>>>

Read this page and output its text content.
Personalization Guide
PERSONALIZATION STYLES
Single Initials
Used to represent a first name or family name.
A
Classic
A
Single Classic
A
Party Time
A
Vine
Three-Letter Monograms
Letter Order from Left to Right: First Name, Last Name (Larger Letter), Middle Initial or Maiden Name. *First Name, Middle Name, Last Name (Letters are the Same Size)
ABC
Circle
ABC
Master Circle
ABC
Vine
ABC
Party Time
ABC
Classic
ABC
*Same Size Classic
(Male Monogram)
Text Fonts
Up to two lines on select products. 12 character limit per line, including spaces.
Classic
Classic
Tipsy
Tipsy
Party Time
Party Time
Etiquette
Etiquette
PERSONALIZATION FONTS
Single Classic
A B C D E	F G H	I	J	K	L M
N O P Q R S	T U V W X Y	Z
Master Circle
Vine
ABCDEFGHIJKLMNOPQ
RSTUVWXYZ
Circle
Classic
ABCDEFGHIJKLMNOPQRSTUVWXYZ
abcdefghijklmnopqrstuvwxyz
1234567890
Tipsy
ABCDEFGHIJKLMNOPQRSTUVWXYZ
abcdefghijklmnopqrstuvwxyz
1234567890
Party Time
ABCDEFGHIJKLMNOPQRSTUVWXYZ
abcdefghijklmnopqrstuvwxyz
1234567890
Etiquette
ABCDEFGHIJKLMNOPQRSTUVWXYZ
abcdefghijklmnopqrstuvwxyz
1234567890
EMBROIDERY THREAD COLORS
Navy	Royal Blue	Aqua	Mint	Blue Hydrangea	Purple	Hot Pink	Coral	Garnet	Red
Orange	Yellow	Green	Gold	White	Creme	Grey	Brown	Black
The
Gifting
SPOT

<<<

● **What you need to do**
Write every line of the material above again, exactly.

● **Final result**
Read this page and output its text content.
Personalization Guide
PERSONALIZATION STYLES
Single Initials
Used to represent a first name or family name.
A
Classic
A
Single Classic
A
Party Time
A
Vine
Three-Letter Monograms
Letter Order from Left to Right: First Name, Last Name (Larger Letter), Middle Initial or Maiden Name. *First Name, Middle Name, Last Name (Letters are the Same Size)
ABC
Circle
ABC
Master Circle
ABC
Vine
ABC
Party Time
ABC
Classic
ABC
*Same Size Classic
(Male Monogram)
Text Fonts
Up to two lines on select products. 12 character limit per line, including spaces.
Classic
Classic
Tipsy
Tipsy
Party Time
Party Time
Etiquette
Etiquette
PERSONALIZATION FONTS
Single Classic
A B C D E	F G H	I	J	K	L M
N O P Q R S	T U V W X Y	Z
Master Circle
Vine
ABCDEFGHIJKLMNOPQ
RSTUVWXYZ
Circle
Classic
ABCDEFGHIJKLMNOPQRSTUVWXYZ
abcdefghijklmnopqrstuvwxyz
1234567890
Tipsy
ABCDEFGHIJKLMNOPQRSTUVWXYZ
abcdefghijklmnopqrstuvwxyz
1234567890
Party Time
ABCDEFGHIJKLMNOPQRSTUVWXYZ
abcdefghijklmnopqrstuvwxyz
1234567890
Etiquette
ABCDEFGHIJKLMNOPQRSTUVWXYZ
abcdefghijklmnopqrstuvwxyz
1234567890
EMBROIDERY THREAD COLORS
Navy	Royal Blue	Aqua	Mint	Blue Hydrangea	Purple	Hot Pink	Coral	Garnet	Red
Orange	Yellow	Green	Gold	White	Creme	Grey	Brown	Black
The
Gifting
SPOT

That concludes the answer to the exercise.